Records
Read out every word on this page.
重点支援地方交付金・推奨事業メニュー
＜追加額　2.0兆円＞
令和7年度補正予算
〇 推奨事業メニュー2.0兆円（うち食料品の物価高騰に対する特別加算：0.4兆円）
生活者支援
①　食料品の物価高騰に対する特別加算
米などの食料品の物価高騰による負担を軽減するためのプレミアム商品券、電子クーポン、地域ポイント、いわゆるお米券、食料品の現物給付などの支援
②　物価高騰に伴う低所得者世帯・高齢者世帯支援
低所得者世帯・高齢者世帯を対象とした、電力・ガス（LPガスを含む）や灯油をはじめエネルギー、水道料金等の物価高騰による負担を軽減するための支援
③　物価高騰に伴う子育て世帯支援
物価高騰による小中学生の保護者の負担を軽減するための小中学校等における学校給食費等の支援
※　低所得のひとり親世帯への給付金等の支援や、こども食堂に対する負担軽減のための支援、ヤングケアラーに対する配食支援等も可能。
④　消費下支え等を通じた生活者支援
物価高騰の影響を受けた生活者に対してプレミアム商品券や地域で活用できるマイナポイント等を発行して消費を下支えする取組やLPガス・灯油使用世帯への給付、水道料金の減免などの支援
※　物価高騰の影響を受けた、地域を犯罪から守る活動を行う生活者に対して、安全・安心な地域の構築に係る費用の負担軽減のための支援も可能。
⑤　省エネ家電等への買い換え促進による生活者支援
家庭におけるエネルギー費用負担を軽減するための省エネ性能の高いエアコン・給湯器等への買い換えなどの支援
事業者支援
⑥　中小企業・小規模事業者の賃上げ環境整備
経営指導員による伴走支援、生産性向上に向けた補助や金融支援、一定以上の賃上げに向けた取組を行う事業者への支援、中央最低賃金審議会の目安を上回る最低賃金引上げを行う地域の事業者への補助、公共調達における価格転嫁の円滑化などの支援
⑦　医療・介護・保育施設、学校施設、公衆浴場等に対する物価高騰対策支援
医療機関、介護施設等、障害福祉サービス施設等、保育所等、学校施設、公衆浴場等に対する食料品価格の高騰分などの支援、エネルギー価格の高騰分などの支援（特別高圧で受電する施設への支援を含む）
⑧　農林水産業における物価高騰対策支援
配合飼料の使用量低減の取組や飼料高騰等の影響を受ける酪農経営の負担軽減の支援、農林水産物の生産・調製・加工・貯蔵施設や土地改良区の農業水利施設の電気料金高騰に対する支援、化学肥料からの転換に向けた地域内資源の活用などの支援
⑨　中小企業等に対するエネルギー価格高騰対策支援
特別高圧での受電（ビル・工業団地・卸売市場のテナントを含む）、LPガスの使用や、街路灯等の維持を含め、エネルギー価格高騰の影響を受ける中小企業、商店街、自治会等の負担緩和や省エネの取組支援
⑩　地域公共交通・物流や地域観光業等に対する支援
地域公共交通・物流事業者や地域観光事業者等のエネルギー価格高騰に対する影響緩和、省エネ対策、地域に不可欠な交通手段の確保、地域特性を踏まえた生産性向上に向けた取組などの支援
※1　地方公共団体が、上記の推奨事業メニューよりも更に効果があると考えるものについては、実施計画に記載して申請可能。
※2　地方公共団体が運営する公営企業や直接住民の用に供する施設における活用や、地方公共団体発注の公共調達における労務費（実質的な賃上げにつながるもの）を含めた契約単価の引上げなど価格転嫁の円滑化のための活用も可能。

_Task objective_:
Check each line above for "学校施設" and return the ones that have it.

_Final result_:
⑦　医療・介護・保育施設、学校施設、公衆浴場等に対する物価高騰対策支援
医療機関、介護施設等、障害福祉サービス施設等、保育所等、学校施設、公衆浴場等に対する食料品価格の高騰分などの支援、エネルギー価格の高騰分などの支援（特別高圧で受電する施設への支援を含む）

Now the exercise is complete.